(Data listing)
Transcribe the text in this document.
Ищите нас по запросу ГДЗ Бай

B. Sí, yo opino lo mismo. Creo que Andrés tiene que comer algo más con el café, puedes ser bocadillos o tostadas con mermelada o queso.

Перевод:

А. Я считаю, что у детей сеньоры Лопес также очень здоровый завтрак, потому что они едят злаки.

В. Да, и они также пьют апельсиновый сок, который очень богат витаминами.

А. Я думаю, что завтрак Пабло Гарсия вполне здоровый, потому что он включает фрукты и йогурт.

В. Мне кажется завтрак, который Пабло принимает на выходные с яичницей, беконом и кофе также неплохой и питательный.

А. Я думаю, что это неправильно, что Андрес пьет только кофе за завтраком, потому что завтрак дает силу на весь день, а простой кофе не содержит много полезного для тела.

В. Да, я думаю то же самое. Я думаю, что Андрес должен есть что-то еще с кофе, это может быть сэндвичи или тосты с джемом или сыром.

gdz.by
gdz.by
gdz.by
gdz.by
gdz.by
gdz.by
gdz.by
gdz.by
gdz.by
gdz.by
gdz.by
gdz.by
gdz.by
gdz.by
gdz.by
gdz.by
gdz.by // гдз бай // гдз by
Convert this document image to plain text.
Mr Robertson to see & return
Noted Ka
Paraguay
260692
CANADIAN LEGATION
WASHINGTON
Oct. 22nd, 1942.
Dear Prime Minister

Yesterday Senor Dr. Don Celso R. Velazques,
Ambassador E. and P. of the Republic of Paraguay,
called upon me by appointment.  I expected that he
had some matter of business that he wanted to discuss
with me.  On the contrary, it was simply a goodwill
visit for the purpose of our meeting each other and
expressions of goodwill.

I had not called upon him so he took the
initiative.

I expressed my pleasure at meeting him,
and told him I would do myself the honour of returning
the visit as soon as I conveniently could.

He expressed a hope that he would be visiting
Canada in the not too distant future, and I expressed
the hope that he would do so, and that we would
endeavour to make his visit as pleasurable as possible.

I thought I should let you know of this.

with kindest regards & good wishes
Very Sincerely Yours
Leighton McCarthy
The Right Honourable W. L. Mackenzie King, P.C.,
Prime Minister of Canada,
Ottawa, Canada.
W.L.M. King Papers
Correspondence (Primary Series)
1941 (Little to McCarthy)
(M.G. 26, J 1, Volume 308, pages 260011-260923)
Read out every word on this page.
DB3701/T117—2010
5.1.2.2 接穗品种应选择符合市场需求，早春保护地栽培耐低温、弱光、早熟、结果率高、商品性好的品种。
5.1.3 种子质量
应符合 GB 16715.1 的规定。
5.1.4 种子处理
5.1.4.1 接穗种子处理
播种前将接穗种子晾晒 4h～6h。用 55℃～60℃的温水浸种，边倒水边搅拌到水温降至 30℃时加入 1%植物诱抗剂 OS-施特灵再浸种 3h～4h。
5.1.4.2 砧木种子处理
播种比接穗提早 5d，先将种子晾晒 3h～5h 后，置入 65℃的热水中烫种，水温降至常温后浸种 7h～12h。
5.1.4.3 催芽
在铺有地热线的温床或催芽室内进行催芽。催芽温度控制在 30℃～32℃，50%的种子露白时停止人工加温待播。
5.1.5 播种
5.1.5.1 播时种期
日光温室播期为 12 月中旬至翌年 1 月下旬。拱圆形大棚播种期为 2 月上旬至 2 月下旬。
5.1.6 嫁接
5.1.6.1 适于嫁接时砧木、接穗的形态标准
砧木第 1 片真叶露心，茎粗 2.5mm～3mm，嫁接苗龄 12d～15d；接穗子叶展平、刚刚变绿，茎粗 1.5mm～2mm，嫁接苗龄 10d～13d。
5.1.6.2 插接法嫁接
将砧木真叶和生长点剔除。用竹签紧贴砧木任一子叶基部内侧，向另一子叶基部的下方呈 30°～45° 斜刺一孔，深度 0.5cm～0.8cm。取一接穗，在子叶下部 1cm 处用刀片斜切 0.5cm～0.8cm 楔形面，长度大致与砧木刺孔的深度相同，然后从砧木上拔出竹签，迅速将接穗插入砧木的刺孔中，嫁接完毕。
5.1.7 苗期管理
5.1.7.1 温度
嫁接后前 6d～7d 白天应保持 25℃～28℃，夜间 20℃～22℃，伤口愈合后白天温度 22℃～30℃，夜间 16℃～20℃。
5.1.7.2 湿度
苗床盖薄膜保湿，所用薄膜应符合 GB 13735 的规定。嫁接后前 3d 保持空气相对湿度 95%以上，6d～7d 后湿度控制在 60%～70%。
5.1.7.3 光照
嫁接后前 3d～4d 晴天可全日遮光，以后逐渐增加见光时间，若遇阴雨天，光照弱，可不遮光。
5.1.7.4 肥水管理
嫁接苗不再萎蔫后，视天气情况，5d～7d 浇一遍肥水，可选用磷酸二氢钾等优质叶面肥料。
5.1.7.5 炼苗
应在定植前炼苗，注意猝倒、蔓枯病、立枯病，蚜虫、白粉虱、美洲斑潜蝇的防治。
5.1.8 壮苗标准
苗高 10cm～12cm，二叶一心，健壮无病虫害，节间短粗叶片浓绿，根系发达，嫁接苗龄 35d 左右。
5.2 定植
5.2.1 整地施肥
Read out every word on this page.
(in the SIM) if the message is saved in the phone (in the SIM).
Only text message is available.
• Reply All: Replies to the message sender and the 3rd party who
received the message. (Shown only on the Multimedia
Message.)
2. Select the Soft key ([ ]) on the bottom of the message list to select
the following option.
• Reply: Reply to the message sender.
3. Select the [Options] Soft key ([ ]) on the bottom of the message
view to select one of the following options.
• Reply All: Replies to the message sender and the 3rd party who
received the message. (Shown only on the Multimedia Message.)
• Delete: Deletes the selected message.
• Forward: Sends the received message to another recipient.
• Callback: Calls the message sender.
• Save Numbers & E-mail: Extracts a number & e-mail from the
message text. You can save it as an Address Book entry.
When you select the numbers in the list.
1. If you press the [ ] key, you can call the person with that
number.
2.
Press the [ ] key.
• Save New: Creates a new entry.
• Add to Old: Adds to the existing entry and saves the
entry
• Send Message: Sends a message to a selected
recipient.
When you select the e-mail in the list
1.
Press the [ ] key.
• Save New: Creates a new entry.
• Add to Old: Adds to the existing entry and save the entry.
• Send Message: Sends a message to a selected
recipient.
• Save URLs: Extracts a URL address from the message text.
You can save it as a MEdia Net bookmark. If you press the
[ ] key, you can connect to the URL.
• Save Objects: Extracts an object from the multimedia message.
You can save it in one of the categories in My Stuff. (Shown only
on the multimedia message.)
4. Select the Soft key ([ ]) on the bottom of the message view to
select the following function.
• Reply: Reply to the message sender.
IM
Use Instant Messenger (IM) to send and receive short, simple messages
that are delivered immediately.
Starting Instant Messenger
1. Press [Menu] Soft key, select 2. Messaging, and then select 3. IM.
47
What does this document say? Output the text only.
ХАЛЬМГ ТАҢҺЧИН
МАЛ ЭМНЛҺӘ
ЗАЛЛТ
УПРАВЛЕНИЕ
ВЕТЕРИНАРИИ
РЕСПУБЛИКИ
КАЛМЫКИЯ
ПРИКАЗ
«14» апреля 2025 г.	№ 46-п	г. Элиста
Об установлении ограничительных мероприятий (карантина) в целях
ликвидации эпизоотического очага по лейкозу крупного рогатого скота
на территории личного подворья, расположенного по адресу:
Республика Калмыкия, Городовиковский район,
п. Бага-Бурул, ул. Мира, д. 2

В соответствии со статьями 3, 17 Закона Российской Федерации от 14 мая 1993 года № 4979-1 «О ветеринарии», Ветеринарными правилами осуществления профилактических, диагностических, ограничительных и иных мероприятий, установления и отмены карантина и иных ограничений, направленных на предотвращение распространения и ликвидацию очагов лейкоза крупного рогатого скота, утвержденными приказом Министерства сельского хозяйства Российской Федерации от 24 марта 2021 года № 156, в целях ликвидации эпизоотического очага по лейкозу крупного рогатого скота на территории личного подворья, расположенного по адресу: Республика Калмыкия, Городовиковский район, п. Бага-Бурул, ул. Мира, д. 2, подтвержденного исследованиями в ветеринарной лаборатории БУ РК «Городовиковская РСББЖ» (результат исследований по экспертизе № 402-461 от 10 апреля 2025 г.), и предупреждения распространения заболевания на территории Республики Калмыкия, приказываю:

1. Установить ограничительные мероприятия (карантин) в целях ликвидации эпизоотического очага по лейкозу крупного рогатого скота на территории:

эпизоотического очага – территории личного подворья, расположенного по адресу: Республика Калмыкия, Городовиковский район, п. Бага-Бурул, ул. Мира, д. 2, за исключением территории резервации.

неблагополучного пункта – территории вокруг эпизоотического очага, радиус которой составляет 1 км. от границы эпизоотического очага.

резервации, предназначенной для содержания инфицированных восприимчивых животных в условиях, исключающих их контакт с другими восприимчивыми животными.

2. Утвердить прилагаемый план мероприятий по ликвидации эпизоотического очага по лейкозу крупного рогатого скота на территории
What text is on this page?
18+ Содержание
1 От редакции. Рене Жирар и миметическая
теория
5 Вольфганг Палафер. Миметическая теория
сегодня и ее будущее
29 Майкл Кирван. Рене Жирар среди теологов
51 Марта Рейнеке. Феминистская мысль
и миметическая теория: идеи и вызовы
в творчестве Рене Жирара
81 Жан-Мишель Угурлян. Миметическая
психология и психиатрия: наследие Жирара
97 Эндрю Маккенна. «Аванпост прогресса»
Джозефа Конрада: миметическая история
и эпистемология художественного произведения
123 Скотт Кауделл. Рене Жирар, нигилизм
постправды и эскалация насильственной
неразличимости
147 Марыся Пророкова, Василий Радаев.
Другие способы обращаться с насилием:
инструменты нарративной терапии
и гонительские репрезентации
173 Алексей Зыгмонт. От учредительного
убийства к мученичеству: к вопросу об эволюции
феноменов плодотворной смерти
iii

§ **Aim**
Show every line in the entries where the string "text" occurs.

§ **Task answer**
Transcribe the text in this document.
Convert this document image to plain text.
Only text message is available.
message text. You can save it as an Address Book entry.
• Save URLs: Extracts a URL address from the message text.
What does this document say? Output the text only.
What text is on this page?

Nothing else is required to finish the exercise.